■ **BRANO DI PARTENZA**:
__________
6.La rivoluzione cubana non ha nessun rapporto con il mito operaio, salariato e proletario. Essa è dovuta ad una avanguardia nazionalista combattente, che Dio benedica Castro e Chavez. Raul Castro, privatizzatore cauto, si è messo in una strada di tipo cinese, ma tiene sempre le redini del potere politico. Per questo le varie Yoani Sanchez e le altre iene sono tanto insoddisfatte. Ma quanto durerà nessuno lo sa. Spero a lungo, ma è un azzardo. E non ditemi che el pueblo unido jamas sera vencido. Finora è sempre stato sistematicamente vinto. E’ vero che c’è sempre una prima volta.
7. In Italia, per opera soprattutto della pigra tradizione inerziale “di sinistra”, la rivoluzione è pensata secondo un modello da confetto Falqui. E’ una sorta di CGIL + FIOM + Landini + CUB + COBAS, rafforzati da centri sociali casinisti e insaporita da salsa FEP (femminista, ecologista e pacifista). Dal momento che appare una base sociale insufficiente anche per i più ingenui, si attuano varie addizioni a fisarmonica, con lavoratori precari, gay, salariati vari, giovani flessibili, immigrati arabi e neri, cattolici progressisti, Ciotti vari, eccetera, fino a raggiungere la stragrande maggioranza del genere umano, sottraendo soltanto Berlusconi, Rosy Mauro e il povero Trota. Questa addizione e questa sottrazione restano sempre e solo virtuali, e cioè del tutto inesistenti. La grancassa mediatica nel frattempo demonizza Stalin, Pol Pot e il caro leader Kim Il Sung, avvertendo educatamente che i centri commerciali sono pur sempre meglio delle utopie totalitarie. La generazione del Sessantotto, nel frattempo pentitasi di essere esistita, ha trasformato il pentimento in una vera e propria organica visione del mondo.
C’è poi la variante centri sociali-marxismo universitario prevalentemente anglosassone, che rifiuta gli orribili burocrati coreani con gli occhi a mandorla, prende atto del fatto che gli operai al massimo possono darci dentro con tamburi e fischietti, e sognano di moltitudini di singolarità unificate magicamente da un impero deterritorializzato. Qui siamo a mio avviso nel delirio puro, ed è appunto per questo che piace tanto. Vogliamo voltare pagina, o no?
8. Voltare pagina è difficile, perché ti chiedono subito che cosa proponi tu, e siccome in effetti non glielo sai dire, allora ti mandano al diavolo e ripiegano, i più moderati su Camusso e Bersani, gli intermedi su uno dei tre porcellini (Vendola, Diliberto, Ferrero), e i più estremisti su di una setta bordighista (Lotta Comunista), staliniana (Rizzo) o trotzkista (Ferrando). Ma così ci si dimostra subalterni, perché solo un subalterno credulone si aspetta che gli scodellino la minestra già riscaldata. In realtà il gas deve addirittura essere ancora acceso, e i fiammiferi non si sa neppure dove cercarli.
__________
■ **CONSEGNE**:
- A) Nel brano sulla rivoluzione, che strada ha imboccato Raul Castro?
- B) Secondo il brano sulla rivoluzione, quali gruppi vengono aggiunti «a fisarmonica» alla base sociale? Elencali tutti.

■ **INFORMAZIONI ESTRATTE**:
__________
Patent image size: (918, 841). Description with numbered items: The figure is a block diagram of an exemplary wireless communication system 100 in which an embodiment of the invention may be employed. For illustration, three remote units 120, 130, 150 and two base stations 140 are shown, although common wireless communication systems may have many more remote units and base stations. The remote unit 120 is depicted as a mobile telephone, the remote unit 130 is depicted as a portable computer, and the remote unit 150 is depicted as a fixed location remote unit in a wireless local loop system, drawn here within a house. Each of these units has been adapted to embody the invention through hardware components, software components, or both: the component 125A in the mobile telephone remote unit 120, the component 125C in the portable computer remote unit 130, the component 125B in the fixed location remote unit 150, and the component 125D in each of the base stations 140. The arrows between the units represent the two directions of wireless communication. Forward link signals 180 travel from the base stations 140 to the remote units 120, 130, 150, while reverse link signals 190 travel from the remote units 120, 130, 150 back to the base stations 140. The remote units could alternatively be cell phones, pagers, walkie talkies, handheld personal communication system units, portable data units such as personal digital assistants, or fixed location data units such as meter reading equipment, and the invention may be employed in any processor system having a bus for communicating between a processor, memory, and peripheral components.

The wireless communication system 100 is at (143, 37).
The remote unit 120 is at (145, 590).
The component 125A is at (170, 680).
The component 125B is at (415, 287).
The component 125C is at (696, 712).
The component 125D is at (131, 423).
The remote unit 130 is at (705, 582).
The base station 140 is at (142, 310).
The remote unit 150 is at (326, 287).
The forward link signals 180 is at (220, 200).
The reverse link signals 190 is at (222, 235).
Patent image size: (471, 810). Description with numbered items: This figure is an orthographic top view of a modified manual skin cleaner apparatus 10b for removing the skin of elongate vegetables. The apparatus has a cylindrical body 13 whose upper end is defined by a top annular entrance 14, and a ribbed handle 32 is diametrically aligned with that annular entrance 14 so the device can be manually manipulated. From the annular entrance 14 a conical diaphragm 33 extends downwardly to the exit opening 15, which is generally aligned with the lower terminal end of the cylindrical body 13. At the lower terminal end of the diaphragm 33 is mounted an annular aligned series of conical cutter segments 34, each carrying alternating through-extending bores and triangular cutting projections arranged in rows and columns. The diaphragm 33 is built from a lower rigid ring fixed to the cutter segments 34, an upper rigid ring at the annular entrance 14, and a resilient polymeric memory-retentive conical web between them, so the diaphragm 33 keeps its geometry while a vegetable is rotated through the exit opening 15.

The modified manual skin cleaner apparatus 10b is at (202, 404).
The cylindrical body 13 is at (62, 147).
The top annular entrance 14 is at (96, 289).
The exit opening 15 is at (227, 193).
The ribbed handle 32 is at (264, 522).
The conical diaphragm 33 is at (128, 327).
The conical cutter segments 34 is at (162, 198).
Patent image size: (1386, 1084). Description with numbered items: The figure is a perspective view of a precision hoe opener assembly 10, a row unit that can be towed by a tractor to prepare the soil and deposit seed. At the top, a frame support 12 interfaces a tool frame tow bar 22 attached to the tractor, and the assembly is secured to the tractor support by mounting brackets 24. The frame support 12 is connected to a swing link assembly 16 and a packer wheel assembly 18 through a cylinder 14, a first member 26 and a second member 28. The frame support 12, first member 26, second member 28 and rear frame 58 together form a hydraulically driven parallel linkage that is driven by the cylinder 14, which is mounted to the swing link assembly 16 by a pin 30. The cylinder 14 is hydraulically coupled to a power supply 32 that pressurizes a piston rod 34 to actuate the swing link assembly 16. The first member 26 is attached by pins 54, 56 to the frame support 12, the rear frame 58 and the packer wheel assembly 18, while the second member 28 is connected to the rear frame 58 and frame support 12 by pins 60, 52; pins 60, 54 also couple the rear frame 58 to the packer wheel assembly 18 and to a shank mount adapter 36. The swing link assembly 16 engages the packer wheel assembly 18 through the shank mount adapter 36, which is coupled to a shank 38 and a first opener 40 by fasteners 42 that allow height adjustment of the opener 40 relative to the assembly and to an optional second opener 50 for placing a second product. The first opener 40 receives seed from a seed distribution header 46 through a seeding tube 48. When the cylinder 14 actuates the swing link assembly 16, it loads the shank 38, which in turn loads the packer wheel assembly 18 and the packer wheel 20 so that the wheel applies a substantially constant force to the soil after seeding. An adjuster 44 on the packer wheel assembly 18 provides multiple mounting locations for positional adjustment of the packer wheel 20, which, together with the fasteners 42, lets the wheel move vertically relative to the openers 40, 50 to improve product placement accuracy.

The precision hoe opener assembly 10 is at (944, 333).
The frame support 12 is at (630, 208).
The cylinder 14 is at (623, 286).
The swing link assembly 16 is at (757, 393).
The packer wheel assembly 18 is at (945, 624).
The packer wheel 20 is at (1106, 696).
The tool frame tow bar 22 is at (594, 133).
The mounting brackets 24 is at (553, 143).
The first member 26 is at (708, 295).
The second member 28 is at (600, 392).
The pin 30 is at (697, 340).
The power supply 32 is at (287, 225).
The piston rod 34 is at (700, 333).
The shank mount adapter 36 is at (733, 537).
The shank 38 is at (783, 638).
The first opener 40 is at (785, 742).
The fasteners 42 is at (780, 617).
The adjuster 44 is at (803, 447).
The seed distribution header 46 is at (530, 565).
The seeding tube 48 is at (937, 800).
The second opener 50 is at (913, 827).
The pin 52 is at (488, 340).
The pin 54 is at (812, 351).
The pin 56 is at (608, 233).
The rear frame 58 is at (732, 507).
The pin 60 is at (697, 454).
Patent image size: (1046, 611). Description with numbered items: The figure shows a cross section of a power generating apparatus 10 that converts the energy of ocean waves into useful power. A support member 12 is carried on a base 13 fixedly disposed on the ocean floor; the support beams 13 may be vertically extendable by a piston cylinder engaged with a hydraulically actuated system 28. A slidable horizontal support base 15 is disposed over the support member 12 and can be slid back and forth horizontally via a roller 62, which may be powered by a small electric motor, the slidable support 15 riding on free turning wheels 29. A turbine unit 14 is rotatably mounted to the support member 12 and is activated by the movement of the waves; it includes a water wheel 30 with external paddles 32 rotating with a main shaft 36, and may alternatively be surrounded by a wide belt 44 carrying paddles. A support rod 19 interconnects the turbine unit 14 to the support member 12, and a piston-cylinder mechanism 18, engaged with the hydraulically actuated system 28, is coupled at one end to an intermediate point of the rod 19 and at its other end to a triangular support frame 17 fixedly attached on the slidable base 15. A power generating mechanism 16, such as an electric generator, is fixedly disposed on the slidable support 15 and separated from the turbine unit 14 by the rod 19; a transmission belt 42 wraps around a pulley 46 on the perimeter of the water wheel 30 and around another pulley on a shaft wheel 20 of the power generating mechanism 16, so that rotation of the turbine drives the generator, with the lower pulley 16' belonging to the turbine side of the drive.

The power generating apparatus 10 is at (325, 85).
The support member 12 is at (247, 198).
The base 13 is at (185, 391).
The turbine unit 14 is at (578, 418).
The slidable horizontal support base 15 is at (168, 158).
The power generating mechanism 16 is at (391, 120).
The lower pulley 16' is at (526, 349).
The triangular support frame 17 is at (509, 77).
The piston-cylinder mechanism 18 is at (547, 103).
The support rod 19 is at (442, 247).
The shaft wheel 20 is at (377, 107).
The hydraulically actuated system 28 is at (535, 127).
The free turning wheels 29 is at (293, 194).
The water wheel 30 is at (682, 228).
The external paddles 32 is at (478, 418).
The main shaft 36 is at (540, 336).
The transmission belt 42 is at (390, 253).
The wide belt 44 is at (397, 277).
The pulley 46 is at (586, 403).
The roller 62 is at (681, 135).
__________
■ **RISPOSTE PER CONSEGNA**:
- A) Una strada di tipo cinese, tenendo però sempre le redini del potere politico.

- B)
- lavoratori precari
- gay
- salariati vari
- giovani flessibili
- immigrati arabi e neri
- cattolici progressisti
- Ciotti vari